● Source data:
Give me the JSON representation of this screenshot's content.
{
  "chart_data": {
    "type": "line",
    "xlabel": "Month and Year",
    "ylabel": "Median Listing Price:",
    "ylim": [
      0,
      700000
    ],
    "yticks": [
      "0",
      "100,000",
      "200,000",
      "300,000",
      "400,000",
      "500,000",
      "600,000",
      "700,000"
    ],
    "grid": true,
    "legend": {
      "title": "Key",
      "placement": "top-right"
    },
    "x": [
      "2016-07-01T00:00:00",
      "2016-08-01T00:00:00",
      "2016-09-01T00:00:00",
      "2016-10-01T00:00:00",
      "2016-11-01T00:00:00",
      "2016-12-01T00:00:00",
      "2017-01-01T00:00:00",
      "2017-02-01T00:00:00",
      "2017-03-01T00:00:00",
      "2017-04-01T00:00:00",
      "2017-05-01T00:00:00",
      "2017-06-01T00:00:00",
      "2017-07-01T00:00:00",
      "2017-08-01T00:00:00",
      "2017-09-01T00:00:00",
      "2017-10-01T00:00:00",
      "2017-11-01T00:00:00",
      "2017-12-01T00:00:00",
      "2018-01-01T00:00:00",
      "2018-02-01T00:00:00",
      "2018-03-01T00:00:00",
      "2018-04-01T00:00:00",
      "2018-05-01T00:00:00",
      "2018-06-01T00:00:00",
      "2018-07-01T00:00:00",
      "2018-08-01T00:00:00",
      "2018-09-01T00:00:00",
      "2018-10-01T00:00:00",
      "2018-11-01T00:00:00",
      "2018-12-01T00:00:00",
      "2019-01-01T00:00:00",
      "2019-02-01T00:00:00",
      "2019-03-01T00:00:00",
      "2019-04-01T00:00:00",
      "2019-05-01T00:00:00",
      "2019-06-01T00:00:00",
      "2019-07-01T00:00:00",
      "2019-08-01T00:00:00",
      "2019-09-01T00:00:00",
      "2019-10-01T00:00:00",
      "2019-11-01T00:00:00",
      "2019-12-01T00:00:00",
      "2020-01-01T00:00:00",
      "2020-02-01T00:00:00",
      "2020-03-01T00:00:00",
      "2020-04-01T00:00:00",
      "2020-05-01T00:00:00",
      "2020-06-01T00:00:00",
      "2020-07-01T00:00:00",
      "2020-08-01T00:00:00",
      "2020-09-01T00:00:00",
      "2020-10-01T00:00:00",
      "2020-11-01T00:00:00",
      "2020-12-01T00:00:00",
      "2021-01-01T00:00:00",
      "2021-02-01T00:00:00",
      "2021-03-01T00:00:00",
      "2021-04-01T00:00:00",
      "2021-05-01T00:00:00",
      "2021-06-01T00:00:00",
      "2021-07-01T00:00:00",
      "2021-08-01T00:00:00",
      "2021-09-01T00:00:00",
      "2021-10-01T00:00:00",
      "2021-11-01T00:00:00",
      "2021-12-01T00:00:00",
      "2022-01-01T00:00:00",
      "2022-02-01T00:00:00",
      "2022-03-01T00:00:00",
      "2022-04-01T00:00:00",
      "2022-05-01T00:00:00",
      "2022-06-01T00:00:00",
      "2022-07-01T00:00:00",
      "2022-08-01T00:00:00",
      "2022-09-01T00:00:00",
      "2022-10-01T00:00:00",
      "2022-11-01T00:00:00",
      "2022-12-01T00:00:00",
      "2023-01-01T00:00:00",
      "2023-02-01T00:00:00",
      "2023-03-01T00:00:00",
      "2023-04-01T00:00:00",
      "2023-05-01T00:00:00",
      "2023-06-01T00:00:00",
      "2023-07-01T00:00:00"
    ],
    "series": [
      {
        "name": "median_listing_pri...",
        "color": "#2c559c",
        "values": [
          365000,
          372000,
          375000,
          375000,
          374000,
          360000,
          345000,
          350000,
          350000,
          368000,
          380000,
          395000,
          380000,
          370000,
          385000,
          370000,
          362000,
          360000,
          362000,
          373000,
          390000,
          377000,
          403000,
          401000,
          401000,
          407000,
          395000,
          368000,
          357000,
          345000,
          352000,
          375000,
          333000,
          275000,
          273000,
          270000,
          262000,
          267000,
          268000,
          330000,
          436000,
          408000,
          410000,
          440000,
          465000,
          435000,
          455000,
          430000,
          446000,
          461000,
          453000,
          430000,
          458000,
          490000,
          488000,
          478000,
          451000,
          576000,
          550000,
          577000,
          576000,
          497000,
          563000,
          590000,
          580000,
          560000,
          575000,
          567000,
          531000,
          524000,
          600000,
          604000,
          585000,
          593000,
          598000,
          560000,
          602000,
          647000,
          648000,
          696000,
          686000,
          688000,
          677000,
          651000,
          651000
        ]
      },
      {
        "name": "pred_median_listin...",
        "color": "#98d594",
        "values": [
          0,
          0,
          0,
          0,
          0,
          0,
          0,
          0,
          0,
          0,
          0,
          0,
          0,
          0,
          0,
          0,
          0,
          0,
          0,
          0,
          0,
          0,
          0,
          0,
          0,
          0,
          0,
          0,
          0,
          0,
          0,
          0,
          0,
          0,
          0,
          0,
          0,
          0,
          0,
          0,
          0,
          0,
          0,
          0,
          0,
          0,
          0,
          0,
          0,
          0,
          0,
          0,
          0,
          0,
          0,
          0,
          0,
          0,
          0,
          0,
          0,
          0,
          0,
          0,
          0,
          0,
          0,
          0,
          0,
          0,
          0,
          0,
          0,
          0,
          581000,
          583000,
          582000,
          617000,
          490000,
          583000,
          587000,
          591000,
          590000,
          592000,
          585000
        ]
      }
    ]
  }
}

● Work instructions: In the material above, find the lines that contain "name" and show them.

● Result of the task:
        "name": "median_listing_pri...",
        "name": "pred_median_listin...",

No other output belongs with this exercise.